** START **
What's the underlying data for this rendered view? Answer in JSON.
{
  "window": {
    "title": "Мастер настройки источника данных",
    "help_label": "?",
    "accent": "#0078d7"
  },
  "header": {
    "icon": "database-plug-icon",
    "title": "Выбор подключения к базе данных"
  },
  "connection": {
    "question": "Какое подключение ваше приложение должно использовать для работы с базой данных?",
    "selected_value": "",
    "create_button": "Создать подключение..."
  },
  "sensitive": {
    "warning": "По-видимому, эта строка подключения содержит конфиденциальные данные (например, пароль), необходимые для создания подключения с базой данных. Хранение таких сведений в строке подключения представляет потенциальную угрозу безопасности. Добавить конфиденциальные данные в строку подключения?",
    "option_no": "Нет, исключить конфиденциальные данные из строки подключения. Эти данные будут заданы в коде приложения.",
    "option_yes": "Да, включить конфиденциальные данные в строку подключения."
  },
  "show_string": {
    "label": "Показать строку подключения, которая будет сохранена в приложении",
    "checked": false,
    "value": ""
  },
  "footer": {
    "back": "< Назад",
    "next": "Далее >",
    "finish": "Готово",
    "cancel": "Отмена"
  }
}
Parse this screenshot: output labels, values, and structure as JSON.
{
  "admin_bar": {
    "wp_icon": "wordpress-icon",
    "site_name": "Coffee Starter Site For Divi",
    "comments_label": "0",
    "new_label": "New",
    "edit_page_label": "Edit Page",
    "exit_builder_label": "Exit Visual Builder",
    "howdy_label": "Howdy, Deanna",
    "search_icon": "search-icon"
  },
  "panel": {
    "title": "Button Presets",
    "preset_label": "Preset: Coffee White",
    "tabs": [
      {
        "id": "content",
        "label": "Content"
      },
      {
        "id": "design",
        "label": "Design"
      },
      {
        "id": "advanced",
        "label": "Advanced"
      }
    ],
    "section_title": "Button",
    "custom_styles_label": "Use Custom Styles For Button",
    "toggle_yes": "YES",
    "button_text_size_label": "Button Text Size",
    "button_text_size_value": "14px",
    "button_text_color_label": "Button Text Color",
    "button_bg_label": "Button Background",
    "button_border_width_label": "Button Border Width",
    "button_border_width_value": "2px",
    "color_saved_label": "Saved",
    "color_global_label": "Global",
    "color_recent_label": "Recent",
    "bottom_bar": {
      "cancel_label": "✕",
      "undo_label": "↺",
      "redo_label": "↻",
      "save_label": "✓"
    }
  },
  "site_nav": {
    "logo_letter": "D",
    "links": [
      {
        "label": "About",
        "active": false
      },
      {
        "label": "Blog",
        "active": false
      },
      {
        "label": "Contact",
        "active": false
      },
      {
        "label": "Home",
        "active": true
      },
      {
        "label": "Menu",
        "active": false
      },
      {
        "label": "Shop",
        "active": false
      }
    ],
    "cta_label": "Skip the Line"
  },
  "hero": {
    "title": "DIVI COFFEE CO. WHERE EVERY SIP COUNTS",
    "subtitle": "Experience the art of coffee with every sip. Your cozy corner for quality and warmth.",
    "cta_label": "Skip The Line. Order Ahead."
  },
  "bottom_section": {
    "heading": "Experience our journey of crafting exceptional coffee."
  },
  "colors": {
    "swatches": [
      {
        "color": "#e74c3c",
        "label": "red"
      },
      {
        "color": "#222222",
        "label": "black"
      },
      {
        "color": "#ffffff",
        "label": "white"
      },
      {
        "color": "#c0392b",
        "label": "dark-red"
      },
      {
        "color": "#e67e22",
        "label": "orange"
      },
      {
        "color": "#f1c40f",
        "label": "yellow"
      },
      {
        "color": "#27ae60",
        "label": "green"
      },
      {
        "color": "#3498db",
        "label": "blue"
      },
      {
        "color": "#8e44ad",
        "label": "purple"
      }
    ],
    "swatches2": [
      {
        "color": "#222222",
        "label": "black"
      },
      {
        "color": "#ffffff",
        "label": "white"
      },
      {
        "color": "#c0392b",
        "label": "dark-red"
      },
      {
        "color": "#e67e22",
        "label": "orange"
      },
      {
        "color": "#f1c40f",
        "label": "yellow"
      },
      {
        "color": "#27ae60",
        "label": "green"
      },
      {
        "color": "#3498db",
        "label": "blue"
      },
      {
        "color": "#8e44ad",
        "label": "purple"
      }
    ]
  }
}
** END **
Aim:
Could you reproduce every record above exactly as it appears?

Expected answer:
What's the underlying data for this rendered view? Answer in JSON.
{
  "window": {
    "title": "Мастер настройки источника данных",
    "help_label": "?",
    "accent": "#0078d7"
  },
  "header": {
    "icon": "database-plug-icon",
    "title": "Выбор подключения к базе данных"
  },
  "connection": {
    "question": "Какое подключение ваше приложение должно использовать для работы с базой данных?",
    "selected_value": "",
    "create_button": "Создать подключение..."
  },
  "sensitive": {
    "warning": "По-видимому, эта строка подключения содержит конфиденциальные данные (например, пароль), необходимые для создания подключения с базой данных. Хранение таких сведений в строке подключения представляет потенциальную угрозу безопасности. Добавить конфиденциальные данные в строку подключения?",
    "option_no": "Нет, исключить конфиденциальные данные из строки подключения. Эти данные будут заданы в коде приложения.",
    "option_yes": "Да, включить конфиденциальные данные в строку подключения."
  },
  "show_string": {
    "label": "Показать строку подключения, которая будет сохранена в приложении",
    "checked": false,
    "value": ""
  },
  "footer": {
    "back": "< Назад",
    "next": "Далее >",
    "finish": "Готово",
    "cancel": "Отмена"
  }
}
Parse this screenshot: output labels, values, and structure as JSON.
{
  "admin_bar": {
    "wp_icon": "wordpress-icon",
    "site_name": "Coffee Starter Site For Divi",
    "comments_label": "0",
    "new_label": "New",
    "edit_page_label": "Edit Page",
    "exit_builder_label": "Exit Visual Builder",
    "howdy_label": "Howdy, Deanna",
    "search_icon": "search-icon"
  },
  "panel": {
    "title": "Button Presets",
    "preset_label": "Preset: Coffee White",
    "tabs": [
      {
        "id": "content",
        "label": "Content"
      },
      {
        "id": "design",
        "label": "Design"
      },
      {
        "id": "advanced",
        "label": "Advanced"
      }
    ],
    "section_title": "Button",
    "custom_styles_label": "Use Custom Styles For Button",
    "toggle_yes": "YES",
    "button_text_size_label": "Button Text Size",
    "button_text_size_value": "14px",
    "button_text_color_label": "Button Text Color",
    "button_bg_label": "Button Background",
    "button_border_width_label": "Button Border Width",
    "button_border_width_value": "2px",
    "color_saved_label": "Saved",
    "color_global_label": "Global",
    "color_recent_label": "Recent",
    "bottom_bar": {
      "cancel_label": "✕",
      "undo_label": "↺",
      "redo_label": "↻",
      "save_label": "✓"
    }
  },
  "site_nav": {
    "logo_letter": "D",
    "links": [
      {
        "label": "About",
        "active": false
      },
      {
        "label": "Blog",
        "active": false
      },
      {
        "label": "Contact",
        "active": false
      },
      {
        "label": "Home",
        "active": true
      },
      {
        "label": "Menu",
        "active": false
      },
      {
        "label": "Shop",
        "active": false
      }
    ],
    "cta_label": "Skip the Line"
  },
  "hero": {
    "title": "DIVI COFFEE CO. WHERE EVERY SIP COUNTS",
    "subtitle": "Experience the art of coffee with every sip. Your cozy corner for quality and warmth.",
    "cta_label": "Skip The Line. Order Ahead."
  },
  "bottom_section": {
    "heading": "Experience our journey of crafting exceptional coffee."
  },
  "colors": {
    "swatches": [
      {
        "color": "#e74c3c",
        "label": "red"
      },
      {
        "color": "#222222",
        "label": "black"
      },
      {
        "color": "#ffffff",
        "label": "white"
      },
      {
        "color": "#c0392b",
        "label": "dark-red"
      },
      {
        "color": "#e67e22",
        "label": "orange"
      },
      {
        "color": "#f1c40f",
        "label": "yellow"
      },
      {
        "color": "#27ae60",
        "label": "green"
      },
      {
        "color": "#3498db",
        "label": "blue"
      },
      {
        "color": "#8e44ad",
        "label": "purple"
      }
    ],
    "swatches2": [
      {
        "color": "#222222",
        "label": "black"
      },
      {
        "color": "#ffffff",
        "label": "white"
      },
      {
        "color": "#c0392b",
        "label": "dark-red"
      },
      {
        "color": "#e67e22",
        "label": "orange"
      },
      {
        "color": "#f1c40f",
        "label": "yellow"
      },
      {
        "color": "#27ae60",
        "label": "green"
      },
      {
        "color": "#3498db",
        "label": "blue"
      },
      {
        "color": "#8e44ad",
        "label": "purple"
      }
    ]
  }
}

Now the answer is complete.